● REQUEST: State the number of lines in these records that include the word "Years", and add nothing to it.

BEGIN THE RECORDS

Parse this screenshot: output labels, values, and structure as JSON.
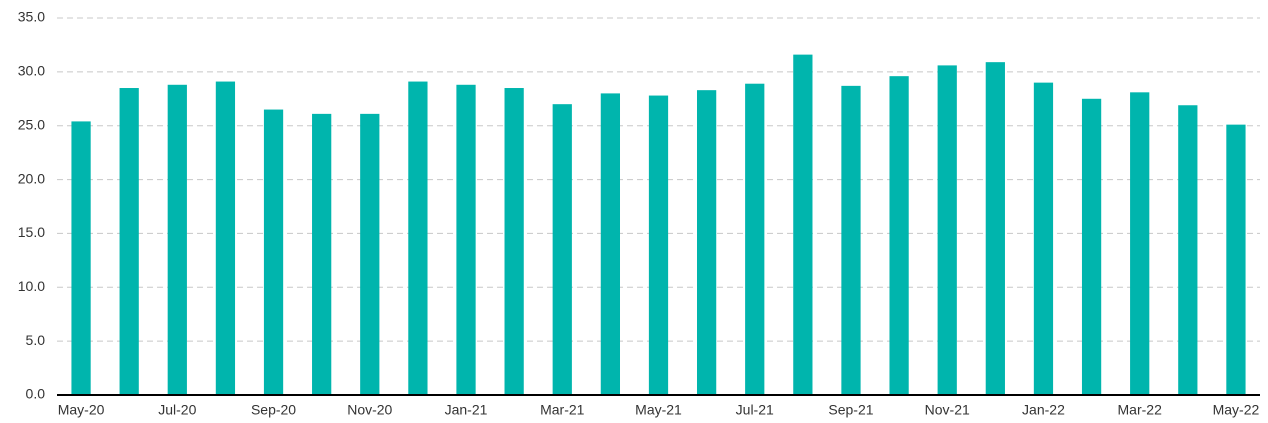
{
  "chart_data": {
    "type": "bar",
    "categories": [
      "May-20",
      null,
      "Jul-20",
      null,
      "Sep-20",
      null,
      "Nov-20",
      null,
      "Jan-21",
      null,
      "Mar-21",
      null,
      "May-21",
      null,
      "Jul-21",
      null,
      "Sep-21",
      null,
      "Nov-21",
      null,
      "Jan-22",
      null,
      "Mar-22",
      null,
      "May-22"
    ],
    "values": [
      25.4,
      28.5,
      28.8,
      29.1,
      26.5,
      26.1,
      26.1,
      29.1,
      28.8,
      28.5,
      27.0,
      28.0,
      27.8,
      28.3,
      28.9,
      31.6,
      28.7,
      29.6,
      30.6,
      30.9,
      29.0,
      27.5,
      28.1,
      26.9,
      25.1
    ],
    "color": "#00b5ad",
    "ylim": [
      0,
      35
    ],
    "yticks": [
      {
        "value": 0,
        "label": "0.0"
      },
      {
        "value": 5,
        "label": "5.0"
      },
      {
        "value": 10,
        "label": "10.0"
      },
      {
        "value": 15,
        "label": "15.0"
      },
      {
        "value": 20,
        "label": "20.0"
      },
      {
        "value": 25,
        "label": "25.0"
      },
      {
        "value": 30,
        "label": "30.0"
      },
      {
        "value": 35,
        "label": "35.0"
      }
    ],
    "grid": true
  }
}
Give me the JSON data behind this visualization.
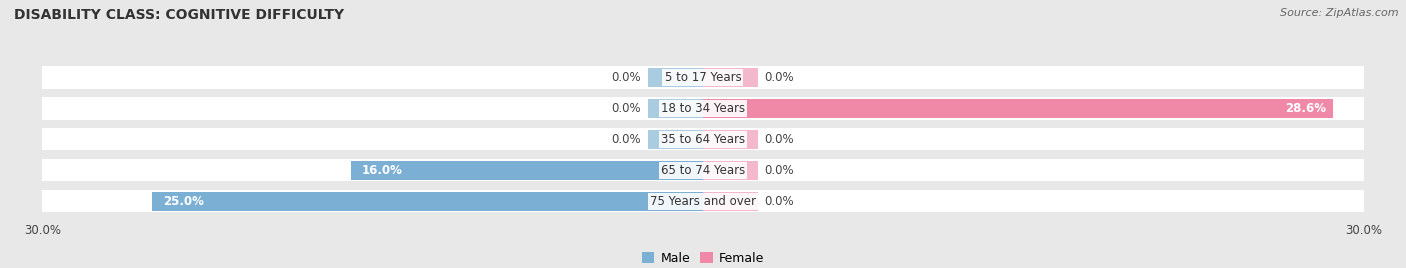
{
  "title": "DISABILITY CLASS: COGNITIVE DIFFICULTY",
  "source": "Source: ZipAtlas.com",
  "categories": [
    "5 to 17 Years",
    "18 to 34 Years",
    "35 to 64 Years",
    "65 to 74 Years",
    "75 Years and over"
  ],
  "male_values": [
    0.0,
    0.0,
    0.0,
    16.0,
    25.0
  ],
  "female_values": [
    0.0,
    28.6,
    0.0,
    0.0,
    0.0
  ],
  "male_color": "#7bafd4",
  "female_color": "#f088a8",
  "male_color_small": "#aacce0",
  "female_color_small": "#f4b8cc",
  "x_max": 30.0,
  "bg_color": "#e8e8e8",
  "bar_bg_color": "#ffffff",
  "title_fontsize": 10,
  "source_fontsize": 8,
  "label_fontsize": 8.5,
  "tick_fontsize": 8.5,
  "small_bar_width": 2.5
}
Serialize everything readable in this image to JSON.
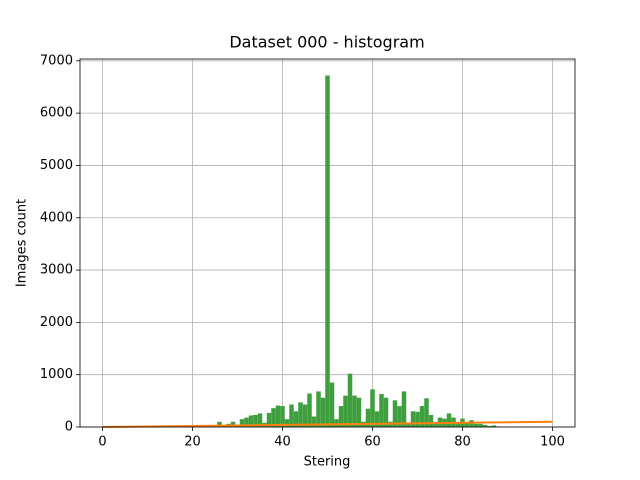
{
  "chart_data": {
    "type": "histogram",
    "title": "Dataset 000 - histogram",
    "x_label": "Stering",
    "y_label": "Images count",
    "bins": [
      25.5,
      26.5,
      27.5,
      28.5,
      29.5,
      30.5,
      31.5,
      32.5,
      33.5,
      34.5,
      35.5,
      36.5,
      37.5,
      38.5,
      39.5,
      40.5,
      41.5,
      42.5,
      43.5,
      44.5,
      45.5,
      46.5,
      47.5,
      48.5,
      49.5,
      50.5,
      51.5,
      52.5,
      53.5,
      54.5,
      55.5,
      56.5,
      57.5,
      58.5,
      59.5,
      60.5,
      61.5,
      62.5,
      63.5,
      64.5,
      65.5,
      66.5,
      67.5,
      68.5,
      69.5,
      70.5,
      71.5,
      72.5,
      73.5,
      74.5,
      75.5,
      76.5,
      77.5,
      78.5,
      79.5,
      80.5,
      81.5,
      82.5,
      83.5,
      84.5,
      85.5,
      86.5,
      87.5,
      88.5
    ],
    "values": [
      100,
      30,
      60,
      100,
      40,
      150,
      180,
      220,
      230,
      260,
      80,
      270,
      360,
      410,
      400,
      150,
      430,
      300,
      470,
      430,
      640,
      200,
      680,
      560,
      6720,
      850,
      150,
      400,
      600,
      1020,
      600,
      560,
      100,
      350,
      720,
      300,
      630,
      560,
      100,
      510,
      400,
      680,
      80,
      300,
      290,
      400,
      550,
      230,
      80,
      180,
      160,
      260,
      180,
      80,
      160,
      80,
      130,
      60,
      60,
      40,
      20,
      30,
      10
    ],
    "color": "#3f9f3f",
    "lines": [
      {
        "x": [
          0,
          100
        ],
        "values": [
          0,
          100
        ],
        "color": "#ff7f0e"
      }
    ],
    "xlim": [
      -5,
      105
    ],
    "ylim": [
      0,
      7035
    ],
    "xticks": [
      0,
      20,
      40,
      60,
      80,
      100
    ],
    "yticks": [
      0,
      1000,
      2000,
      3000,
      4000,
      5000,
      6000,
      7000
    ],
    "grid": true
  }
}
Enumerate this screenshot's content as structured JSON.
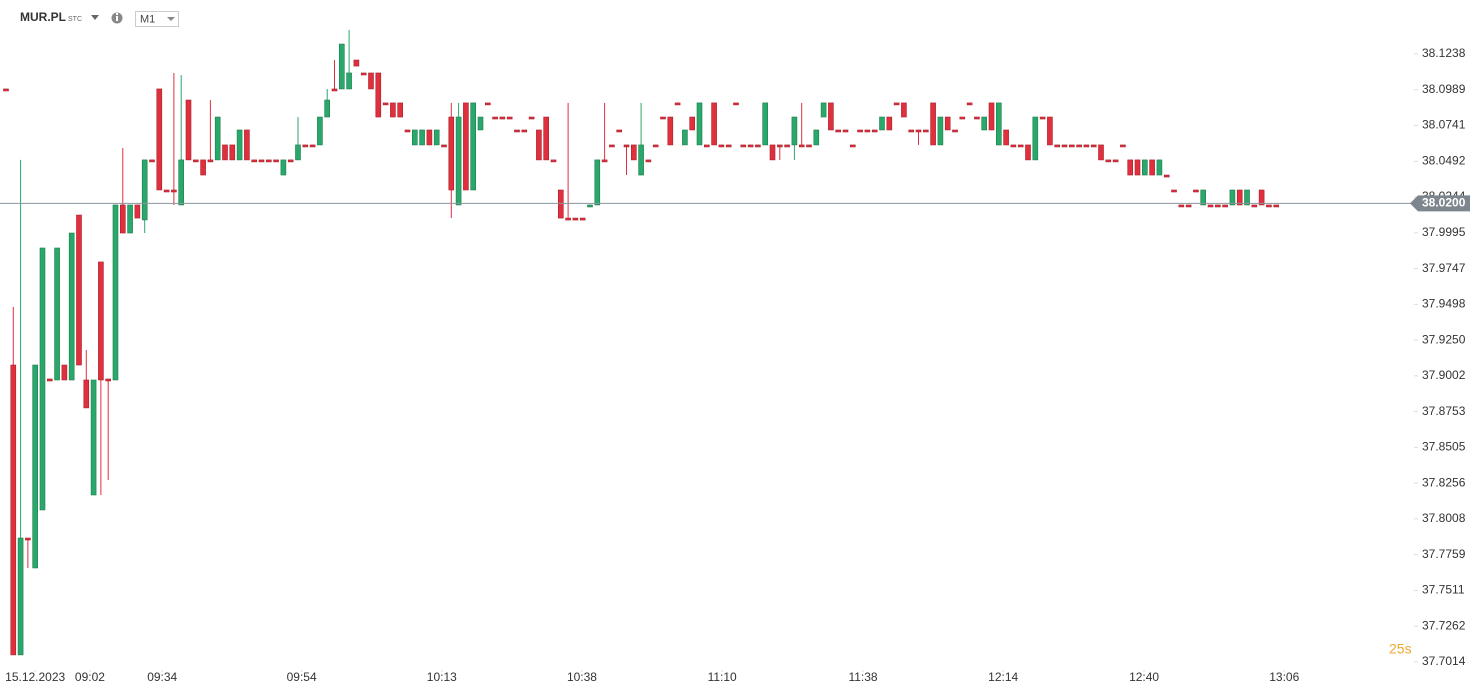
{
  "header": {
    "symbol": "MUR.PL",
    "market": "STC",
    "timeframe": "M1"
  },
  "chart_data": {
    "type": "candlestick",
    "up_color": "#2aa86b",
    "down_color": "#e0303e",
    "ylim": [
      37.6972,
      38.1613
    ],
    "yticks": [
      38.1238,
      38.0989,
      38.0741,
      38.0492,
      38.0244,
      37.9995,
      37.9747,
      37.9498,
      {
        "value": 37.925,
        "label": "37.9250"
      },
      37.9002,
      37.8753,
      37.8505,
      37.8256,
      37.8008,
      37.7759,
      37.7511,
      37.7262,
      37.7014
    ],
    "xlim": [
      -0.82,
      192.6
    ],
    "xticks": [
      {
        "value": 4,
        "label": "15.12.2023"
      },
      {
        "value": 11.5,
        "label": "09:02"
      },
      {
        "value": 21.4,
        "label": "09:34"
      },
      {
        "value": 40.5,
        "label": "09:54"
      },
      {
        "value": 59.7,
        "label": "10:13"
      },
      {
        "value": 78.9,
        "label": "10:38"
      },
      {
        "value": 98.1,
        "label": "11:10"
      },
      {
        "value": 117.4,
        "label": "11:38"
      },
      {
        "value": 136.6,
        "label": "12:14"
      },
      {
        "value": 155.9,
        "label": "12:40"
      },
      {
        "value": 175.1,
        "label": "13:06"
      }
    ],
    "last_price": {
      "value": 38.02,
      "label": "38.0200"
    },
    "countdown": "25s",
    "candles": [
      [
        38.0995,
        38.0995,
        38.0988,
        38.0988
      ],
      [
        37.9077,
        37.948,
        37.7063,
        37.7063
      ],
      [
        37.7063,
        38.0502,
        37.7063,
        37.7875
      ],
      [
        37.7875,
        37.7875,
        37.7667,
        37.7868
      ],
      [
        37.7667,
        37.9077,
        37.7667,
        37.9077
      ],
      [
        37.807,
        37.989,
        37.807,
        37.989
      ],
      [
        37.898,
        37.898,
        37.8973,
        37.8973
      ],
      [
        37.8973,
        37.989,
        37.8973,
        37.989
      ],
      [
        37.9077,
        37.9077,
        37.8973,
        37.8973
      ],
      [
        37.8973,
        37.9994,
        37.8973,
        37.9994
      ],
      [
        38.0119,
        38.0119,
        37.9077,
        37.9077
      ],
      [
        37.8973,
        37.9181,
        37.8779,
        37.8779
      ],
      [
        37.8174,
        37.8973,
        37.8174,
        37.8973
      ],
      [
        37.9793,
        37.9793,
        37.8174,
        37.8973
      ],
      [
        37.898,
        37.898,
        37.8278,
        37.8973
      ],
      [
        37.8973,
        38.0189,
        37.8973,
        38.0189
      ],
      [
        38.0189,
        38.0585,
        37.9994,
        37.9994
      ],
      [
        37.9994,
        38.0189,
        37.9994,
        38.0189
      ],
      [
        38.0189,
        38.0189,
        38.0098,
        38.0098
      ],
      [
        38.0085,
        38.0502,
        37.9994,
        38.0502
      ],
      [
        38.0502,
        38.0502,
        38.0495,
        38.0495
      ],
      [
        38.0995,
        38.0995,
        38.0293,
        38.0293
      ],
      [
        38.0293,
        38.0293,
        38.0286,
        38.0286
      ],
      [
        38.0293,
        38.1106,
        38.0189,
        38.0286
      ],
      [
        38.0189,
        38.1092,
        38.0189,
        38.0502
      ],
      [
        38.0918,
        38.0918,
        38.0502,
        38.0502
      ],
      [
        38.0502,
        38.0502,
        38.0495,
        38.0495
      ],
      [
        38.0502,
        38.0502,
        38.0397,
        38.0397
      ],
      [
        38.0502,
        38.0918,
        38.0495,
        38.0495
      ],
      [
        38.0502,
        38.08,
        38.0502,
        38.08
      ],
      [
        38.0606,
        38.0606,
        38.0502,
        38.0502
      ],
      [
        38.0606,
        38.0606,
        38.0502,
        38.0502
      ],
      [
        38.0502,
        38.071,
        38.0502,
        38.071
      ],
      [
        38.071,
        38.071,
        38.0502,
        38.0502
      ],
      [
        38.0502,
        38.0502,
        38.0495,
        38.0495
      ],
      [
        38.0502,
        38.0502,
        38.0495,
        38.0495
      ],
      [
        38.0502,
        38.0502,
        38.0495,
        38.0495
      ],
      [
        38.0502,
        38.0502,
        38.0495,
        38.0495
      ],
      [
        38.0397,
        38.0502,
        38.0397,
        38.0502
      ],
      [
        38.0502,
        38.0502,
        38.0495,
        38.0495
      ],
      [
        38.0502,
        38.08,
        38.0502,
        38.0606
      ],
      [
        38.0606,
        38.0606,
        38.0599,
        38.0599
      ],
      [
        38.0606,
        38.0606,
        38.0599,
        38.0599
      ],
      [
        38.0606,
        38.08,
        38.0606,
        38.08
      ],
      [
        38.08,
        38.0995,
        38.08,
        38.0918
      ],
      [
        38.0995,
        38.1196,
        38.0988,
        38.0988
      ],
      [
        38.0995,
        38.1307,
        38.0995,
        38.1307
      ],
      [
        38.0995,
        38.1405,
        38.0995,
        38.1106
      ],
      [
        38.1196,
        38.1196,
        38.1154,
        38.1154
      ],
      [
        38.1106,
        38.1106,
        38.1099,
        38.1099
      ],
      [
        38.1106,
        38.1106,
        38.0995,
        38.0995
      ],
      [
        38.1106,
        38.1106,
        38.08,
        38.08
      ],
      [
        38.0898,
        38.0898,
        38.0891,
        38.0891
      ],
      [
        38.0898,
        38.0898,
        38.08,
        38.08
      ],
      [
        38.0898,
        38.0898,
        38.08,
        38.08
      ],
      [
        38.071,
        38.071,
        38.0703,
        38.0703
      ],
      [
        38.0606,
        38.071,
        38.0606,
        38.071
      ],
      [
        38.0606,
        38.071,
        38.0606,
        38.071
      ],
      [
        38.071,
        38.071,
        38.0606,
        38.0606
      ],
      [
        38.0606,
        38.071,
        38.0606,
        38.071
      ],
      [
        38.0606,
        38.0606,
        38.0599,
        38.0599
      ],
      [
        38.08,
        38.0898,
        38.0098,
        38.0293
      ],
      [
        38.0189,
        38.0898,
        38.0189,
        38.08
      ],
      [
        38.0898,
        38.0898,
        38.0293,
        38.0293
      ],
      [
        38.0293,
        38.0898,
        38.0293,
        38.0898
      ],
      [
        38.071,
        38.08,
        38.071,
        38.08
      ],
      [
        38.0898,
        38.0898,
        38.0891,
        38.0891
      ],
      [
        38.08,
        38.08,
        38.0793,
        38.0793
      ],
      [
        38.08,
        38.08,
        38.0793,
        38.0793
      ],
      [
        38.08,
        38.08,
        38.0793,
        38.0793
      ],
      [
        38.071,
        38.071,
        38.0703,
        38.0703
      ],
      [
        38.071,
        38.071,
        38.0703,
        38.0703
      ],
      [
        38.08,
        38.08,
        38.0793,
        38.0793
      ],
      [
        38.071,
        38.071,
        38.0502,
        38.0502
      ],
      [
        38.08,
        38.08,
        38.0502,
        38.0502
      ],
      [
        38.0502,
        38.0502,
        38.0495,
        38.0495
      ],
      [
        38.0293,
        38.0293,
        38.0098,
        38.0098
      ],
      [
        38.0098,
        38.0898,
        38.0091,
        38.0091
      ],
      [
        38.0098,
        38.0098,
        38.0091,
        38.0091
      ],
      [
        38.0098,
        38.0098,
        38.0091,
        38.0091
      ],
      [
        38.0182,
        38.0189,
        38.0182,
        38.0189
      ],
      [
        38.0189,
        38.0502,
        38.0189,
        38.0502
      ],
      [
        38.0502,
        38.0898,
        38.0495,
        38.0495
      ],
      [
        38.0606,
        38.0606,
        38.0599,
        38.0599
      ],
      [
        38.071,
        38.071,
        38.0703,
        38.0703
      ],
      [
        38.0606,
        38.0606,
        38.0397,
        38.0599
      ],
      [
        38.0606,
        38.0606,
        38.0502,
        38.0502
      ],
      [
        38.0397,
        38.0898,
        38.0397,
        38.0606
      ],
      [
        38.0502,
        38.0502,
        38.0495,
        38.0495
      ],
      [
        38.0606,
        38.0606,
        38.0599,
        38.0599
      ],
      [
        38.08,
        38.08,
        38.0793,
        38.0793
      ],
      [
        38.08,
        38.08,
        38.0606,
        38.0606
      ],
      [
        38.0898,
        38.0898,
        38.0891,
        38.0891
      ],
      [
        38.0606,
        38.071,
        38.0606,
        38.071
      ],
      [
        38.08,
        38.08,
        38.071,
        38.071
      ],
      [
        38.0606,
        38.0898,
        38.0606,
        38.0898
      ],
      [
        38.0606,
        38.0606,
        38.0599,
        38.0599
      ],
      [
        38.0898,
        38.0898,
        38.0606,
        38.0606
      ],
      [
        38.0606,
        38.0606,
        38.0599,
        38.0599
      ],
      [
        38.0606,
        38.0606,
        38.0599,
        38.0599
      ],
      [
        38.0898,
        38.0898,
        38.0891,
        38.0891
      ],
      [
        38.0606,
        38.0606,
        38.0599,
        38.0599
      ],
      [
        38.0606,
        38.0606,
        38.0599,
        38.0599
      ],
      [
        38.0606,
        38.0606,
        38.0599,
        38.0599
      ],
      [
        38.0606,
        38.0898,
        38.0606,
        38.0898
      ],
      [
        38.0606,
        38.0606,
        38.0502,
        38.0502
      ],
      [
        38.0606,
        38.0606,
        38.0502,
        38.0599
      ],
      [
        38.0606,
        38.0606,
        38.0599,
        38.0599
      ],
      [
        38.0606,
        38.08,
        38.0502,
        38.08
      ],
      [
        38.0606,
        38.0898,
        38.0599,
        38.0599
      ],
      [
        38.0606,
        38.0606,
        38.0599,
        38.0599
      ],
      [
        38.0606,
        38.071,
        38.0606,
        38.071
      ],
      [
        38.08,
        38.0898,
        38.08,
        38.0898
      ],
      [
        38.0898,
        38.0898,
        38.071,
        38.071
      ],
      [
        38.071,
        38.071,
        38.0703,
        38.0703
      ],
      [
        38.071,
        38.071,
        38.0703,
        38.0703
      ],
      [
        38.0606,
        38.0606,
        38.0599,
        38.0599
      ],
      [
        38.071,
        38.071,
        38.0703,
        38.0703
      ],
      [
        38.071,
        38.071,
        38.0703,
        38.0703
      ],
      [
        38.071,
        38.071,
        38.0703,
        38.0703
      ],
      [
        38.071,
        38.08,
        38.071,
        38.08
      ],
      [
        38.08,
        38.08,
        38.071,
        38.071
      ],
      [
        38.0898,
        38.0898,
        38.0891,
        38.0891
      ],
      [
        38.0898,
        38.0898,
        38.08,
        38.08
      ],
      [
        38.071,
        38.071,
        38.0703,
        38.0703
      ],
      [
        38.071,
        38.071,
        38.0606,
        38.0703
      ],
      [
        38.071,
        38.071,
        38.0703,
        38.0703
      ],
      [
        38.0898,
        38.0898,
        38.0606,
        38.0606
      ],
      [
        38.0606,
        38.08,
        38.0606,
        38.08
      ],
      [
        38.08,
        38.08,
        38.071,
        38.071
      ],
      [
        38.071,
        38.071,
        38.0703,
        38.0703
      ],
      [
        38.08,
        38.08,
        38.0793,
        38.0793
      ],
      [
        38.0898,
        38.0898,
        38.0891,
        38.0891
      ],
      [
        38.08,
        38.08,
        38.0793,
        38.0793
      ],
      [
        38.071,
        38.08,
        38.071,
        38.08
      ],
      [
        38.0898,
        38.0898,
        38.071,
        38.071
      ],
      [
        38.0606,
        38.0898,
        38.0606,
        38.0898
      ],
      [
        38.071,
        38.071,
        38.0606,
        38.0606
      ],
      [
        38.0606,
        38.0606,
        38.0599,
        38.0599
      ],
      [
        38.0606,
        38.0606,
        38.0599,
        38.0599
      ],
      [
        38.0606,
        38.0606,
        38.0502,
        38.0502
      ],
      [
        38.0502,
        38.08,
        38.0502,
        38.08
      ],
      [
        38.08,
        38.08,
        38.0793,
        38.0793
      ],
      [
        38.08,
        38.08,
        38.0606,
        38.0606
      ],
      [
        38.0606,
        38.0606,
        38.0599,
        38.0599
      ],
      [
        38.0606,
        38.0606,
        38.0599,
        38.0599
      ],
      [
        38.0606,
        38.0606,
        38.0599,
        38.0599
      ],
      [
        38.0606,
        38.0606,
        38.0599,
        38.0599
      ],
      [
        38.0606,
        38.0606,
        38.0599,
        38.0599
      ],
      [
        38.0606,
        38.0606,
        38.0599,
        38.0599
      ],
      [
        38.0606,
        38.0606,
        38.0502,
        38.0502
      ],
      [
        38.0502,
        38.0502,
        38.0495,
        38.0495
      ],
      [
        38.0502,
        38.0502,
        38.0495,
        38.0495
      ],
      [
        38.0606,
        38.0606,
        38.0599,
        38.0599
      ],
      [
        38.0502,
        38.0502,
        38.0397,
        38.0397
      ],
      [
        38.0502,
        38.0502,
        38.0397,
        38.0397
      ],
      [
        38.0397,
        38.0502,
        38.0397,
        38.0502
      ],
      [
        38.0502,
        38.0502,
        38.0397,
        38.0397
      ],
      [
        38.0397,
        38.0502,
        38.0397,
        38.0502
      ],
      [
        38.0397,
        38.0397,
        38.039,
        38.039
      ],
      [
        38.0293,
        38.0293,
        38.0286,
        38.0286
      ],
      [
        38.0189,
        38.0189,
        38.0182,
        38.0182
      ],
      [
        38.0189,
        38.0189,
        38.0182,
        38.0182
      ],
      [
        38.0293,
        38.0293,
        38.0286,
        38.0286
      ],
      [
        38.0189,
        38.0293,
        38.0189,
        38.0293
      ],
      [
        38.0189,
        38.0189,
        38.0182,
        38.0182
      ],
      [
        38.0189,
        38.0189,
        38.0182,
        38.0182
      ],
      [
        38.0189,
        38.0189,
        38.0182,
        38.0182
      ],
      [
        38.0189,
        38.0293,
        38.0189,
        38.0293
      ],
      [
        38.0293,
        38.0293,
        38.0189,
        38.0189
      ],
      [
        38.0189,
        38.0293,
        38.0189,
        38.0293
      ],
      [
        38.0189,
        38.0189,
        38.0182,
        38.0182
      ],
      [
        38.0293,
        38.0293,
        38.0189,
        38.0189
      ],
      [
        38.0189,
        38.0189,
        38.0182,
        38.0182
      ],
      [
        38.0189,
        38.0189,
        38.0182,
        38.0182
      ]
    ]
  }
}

END THE RECORDS

● THE RESPONSE: 5